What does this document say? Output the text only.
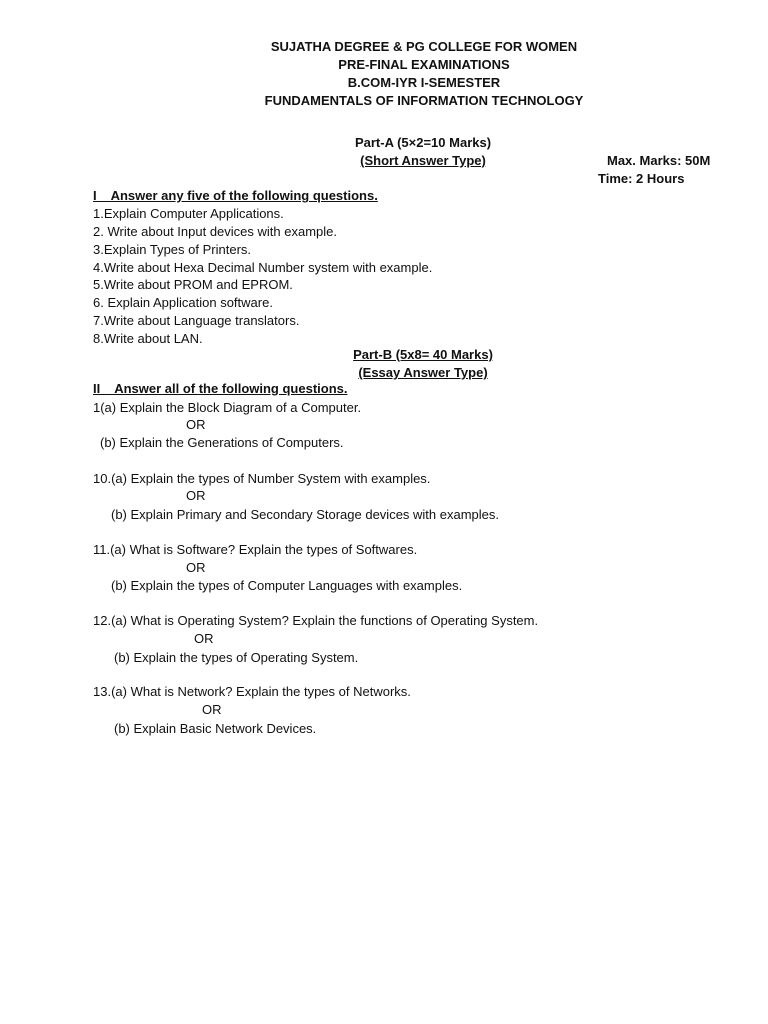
SUJATHA DEGREE & PG COLLEGE FOR WOMEN
PRE-FINAL EXAMINATIONS
B.COM-IYR I-SEMESTER
FUNDAMENTALS OF INFORMATION TECHNOLOGY
Part-A (5×2=10 Marks)
(Short Answer Type)	Max. Marks: 50M
Time: 2 Hours
I    Answer any five of the following questions.
1.Explain Computer Applications.
2. Write about Input devices with example.
3.Explain Types of Printers.
4.Write about Hexa Decimal Number system with example.
5.Write about PROM and EPROM.
6. Explain Application software.
7.Write about Language translators.
8.Write about LAN.
Part-B (5x8= 40 Marks)
(Essay Answer Type)
II    Answer all of the following questions.
1(a) Explain the Block Diagram of a Computer.
OR
(b) Explain the Generations of Computers.
10.(a) Explain the types of Number System with examples.
OR
(b) Explain Primary and Secondary Storage devices with examples.
11.(a) What is Software? Explain the types of Softwares.
OR
(b) Explain the types of Computer Languages with examples.
12.(a) What is Operating System? Explain the functions of Operating System.
OR
(b) Explain the types of Operating System.
13.(a) What is Network? Explain the types of Networks.
OR
(b) Explain Basic Network Devices.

__Problem__:
Go through the preceding material and copy each line that has the word "about".

__Solution__:
2. Write about Input devices with example.
4.Write about Hexa Decimal Number system with example.
5.Write about PROM and EPROM.
7.Write about Language translators.
8.Write about LAN.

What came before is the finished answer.